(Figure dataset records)
------------------------------------------------

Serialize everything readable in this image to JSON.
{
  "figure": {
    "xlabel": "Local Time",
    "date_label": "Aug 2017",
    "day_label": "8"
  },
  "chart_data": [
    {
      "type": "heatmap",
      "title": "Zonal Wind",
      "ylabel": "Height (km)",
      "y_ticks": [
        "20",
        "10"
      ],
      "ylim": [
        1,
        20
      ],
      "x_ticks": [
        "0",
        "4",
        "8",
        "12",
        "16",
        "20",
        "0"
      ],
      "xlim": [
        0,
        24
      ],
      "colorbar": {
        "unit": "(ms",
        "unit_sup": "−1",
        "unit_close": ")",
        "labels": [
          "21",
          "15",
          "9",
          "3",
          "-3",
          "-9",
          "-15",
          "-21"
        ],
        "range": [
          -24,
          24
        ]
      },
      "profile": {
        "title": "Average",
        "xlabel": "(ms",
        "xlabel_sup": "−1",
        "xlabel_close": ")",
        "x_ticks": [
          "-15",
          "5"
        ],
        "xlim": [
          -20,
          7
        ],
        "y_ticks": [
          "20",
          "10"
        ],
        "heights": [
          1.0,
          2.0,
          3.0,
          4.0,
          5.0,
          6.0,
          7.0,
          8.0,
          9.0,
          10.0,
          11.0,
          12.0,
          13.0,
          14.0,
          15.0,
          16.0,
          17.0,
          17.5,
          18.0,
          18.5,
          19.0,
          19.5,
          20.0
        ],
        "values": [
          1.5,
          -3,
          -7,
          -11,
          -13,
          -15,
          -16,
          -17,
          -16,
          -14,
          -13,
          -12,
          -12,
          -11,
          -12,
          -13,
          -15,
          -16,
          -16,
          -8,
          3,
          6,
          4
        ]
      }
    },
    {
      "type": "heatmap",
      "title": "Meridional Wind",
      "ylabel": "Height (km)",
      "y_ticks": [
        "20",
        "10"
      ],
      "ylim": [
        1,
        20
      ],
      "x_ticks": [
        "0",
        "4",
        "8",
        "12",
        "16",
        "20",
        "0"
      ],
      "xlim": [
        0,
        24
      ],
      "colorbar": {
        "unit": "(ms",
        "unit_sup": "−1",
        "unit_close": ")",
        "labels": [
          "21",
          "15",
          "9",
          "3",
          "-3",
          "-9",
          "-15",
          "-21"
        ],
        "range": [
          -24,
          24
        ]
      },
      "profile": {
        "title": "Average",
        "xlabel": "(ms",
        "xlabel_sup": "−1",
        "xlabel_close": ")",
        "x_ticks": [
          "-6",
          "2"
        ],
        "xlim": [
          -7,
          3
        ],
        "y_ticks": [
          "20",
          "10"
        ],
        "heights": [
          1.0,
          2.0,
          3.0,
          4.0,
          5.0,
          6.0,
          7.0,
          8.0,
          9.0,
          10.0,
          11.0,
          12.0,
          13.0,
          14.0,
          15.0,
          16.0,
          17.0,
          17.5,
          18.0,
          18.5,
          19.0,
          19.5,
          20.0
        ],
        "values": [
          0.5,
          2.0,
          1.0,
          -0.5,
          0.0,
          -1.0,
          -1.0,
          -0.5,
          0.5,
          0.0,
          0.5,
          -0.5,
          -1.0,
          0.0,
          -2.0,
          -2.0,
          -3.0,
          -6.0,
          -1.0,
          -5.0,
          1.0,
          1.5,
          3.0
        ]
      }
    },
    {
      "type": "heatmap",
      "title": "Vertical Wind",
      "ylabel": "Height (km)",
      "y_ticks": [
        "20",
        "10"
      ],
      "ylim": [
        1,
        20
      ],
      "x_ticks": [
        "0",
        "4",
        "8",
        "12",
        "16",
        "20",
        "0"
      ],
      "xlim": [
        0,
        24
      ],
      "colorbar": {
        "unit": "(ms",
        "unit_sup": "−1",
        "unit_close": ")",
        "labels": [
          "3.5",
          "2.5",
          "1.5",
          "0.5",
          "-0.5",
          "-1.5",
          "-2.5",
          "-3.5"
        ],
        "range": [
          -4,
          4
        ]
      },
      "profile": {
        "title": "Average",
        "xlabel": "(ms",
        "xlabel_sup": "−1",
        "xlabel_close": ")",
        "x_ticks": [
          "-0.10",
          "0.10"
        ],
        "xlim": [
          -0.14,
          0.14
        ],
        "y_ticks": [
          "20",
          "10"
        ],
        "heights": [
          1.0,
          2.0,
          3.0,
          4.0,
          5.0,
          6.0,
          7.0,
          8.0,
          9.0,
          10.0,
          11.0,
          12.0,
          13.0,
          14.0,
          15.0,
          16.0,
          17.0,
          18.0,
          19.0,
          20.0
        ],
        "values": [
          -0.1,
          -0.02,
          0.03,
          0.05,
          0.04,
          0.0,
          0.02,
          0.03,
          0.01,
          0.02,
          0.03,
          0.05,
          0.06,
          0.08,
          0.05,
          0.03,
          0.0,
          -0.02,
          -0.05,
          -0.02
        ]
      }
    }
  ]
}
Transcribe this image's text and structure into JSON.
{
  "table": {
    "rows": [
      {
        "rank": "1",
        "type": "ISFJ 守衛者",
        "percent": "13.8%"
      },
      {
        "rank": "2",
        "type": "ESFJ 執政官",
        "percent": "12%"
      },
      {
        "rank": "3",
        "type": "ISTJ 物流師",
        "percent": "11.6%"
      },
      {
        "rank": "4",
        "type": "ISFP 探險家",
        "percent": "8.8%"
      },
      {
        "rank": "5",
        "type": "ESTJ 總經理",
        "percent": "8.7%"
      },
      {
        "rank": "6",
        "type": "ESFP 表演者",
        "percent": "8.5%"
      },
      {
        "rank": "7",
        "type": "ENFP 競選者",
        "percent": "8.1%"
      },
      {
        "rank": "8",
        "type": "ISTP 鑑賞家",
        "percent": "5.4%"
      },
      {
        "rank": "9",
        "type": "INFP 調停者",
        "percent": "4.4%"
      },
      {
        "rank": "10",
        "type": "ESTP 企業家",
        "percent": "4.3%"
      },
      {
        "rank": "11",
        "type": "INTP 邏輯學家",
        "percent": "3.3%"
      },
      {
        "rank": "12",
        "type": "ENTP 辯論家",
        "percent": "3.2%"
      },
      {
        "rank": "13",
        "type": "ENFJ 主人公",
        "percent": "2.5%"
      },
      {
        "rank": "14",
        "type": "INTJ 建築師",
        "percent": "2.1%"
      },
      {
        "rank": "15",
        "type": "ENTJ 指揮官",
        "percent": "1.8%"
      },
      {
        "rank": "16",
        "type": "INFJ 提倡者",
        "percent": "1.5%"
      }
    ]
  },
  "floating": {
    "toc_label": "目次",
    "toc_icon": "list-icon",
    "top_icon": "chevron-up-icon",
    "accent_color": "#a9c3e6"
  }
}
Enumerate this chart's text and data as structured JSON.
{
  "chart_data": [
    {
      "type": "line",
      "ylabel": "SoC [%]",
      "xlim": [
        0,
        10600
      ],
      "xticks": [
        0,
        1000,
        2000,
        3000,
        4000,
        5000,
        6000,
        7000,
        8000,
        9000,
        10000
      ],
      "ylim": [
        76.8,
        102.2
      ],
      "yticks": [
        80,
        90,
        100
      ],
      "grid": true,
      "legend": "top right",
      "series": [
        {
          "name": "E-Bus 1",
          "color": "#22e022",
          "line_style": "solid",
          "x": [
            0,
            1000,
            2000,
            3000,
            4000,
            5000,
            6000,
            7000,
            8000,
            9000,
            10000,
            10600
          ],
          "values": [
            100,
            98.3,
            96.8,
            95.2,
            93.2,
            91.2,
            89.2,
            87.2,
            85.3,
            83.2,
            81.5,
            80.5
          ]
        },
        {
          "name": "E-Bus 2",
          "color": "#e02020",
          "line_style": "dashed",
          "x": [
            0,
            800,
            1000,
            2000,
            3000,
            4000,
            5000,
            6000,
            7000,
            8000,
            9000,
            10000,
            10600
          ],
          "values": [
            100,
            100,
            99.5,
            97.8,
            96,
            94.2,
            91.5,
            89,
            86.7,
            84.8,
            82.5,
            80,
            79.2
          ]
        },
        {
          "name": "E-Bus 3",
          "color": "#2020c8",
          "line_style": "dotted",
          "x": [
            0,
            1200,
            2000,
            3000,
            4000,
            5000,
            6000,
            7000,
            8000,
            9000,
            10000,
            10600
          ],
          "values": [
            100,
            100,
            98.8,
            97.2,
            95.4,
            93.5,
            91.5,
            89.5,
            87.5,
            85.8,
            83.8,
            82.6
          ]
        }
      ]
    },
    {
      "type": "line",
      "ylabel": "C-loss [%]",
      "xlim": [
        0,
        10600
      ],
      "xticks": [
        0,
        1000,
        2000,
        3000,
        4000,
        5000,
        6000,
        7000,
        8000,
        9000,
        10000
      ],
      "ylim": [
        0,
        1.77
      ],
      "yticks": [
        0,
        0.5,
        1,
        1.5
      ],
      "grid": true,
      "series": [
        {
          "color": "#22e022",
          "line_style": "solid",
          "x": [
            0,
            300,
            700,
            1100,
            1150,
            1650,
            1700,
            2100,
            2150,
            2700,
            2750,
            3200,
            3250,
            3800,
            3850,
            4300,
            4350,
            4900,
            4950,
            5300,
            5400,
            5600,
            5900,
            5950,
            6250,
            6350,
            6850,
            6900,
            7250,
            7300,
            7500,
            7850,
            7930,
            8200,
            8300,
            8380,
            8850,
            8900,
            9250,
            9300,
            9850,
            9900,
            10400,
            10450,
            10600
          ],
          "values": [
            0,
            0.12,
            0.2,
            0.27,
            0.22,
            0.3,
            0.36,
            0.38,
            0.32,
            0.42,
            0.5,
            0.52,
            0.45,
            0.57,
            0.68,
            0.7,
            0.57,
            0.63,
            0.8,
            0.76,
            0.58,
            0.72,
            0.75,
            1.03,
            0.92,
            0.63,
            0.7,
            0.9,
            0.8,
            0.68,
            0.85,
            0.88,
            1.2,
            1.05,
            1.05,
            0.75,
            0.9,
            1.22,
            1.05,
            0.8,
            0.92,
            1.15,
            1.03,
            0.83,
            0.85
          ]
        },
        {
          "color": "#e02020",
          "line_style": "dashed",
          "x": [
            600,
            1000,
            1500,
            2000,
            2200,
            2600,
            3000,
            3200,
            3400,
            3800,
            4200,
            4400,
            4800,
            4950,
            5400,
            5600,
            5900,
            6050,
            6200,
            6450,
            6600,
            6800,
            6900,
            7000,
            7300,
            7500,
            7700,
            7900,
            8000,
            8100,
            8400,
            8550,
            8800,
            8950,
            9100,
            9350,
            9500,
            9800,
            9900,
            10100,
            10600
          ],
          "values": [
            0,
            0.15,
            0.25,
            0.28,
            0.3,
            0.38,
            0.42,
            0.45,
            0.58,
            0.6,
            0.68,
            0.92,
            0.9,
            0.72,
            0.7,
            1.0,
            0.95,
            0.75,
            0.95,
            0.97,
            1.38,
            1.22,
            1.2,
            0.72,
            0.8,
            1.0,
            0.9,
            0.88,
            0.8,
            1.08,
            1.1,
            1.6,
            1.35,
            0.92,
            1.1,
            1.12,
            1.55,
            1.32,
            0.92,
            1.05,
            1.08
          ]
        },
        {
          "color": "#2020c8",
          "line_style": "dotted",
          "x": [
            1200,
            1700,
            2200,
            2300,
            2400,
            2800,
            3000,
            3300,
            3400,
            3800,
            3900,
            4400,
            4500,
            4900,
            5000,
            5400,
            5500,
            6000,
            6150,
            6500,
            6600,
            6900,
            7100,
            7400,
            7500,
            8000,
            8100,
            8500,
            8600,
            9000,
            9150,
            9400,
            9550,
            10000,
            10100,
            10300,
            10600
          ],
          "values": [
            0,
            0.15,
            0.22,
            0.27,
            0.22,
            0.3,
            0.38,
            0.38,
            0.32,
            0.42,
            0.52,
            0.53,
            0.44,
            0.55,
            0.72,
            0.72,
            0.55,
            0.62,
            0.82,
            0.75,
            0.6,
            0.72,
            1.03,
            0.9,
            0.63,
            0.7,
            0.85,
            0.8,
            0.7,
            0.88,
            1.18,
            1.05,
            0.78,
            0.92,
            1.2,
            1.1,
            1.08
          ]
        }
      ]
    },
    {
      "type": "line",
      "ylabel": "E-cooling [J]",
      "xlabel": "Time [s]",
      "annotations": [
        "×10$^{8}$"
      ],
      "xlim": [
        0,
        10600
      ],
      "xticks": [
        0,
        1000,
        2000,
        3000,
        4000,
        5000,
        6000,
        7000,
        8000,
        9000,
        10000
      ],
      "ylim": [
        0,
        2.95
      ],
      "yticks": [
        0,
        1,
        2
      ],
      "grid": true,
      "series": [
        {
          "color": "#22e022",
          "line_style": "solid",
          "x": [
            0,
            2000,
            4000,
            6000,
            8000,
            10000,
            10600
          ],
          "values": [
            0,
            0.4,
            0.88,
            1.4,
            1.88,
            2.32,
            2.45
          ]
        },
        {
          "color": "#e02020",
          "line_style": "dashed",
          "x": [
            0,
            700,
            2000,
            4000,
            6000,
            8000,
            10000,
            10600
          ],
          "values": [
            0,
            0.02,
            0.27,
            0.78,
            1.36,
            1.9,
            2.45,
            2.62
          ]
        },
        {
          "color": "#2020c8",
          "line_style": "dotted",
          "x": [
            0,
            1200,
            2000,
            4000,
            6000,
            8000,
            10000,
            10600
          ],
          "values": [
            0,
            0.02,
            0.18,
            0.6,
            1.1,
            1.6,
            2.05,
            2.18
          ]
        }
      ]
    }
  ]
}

------------------------------------------------

* What is being asked:
Scan the data for the word "text" and copy every line where it shows up.

* Written answer:
Transcribe this image's text and structure into JSON.
Enumerate this chart's text and data as structured JSON.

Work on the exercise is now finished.